Given request. Write out the listing beneath this instruction in its entirety, exactly as it reads.

>> BEGIN

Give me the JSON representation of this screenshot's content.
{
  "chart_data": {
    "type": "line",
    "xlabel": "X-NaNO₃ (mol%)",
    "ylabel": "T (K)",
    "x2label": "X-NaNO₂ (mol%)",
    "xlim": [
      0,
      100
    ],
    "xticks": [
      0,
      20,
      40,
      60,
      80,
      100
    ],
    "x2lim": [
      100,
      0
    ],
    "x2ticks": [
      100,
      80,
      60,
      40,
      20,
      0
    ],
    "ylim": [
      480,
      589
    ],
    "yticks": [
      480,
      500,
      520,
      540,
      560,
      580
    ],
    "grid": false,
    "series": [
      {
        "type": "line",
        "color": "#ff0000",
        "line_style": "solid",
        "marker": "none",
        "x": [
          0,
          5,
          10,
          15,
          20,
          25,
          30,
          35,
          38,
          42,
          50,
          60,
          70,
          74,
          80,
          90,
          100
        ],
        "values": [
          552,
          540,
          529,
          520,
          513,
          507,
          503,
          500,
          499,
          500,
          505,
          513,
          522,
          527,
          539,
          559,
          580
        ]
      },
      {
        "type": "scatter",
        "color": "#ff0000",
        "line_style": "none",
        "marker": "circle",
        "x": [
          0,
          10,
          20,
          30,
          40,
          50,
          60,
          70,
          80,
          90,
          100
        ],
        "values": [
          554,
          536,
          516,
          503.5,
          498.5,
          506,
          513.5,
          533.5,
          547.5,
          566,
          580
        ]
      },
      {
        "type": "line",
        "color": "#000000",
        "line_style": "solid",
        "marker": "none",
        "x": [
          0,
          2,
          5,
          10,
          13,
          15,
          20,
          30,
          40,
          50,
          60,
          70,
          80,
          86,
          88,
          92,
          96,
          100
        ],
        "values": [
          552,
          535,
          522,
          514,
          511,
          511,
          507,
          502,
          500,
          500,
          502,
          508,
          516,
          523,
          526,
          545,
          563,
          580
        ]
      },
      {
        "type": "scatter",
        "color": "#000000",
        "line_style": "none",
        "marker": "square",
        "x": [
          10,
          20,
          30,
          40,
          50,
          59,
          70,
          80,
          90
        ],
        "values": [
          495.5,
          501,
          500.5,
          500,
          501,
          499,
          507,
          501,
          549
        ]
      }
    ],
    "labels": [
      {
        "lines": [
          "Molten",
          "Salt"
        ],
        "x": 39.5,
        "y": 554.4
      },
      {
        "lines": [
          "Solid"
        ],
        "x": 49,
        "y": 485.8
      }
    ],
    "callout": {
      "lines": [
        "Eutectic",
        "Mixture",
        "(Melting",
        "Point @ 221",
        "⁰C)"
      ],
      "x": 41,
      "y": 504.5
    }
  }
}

>> END

Reply.
Give me the JSON representation of this screenshot's content.
{
  "chart_data": {
    "type": "line",
    "xlabel": "X-NaNO₃ (mol%)",
    "ylabel": "T (K)",
    "x2label": "X-NaNO₂ (mol%)",
    "xlim": [
      0,
      100
    ],
    "xticks": [
      0,
      20,
      40,
      60,
      80,
      100
    ],
    "x2lim": [
      100,
      0
    ],
    "x2ticks": [
      100,
      80,
      60,
      40,
      20,
      0
    ],
    "ylim": [
      480,
      589
    ],
    "yticks": [
      480,
      500,
      520,
      540,
      560,
      580
    ],
    "grid": false,
    "series": [
      {
        "type": "line",
        "color": "#ff0000",
        "line_style": "solid",
        "marker": "none",
        "x": [
          0,
          5,
          10,
          15,
          20,
          25,
          30,
          35,
          38,
          42,
          50,
          60,
          70,
          74,
          80,
          90,
          100
        ],
        "values": [
          552,
          540,
          529,
          520,
          513,
          507,
          503,
          500,
          499,
          500,
          505,
          513,
          522,
          527,
          539,
          559,
          580
        ]
      },
      {
        "type": "scatter",
        "color": "#ff0000",
        "line_style": "none",
        "marker": "circle",
        "x": [
          0,
          10,
          20,
          30,
          40,
          50,
          60,
          70,
          80,
          90,
          100
        ],
        "values": [
          554,
          536,
          516,
          503.5,
          498.5,
          506,
          513.5,
          533.5,
          547.5,
          566,
          580
        ]
      },
      {
        "type": "line",
        "color": "#000000",
        "line_style": "solid",
        "marker": "none",
        "x": [
          0,
          2,
          5,
          10,
          13,
          15,
          20,
          30,
          40,
          50,
          60,
          70,
          80,
          86,
          88,
          92,
          96,
          100
        ],
        "values": [
          552,
          535,
          522,
          514,
          511,
          511,
          507,
          502,
          500,
          500,
          502,
          508,
          516,
          523,
          526,
          545,
          563,
          580
        ]
      },
      {
        "type": "scatter",
        "color": "#000000",
        "line_style": "none",
        "marker": "square",
        "x": [
          10,
          20,
          30,
          40,
          50,
          59,
          70,
          80,
          90
        ],
        "values": [
          495.5,
          501,
          500.5,
          500,
          501,
          499,
          507,
          501,
          549
        ]
      }
    ],
    "labels": [
      {
        "lines": [
          "Molten",
          "Salt"
        ],
        "x": 39.5,
        "y": 554.4
      },
      {
        "lines": [
          "Solid"
        ],
        "x": 49,
        "y": 485.8
      }
    ],
    "callout": {
      "lines": [
        "Eutectic",
        "Mixture",
        "(Melting",
        "Point @ 221",
        "⁰C)"
      ],
      "x": 41,
      "y": 504.5
    }
  }
}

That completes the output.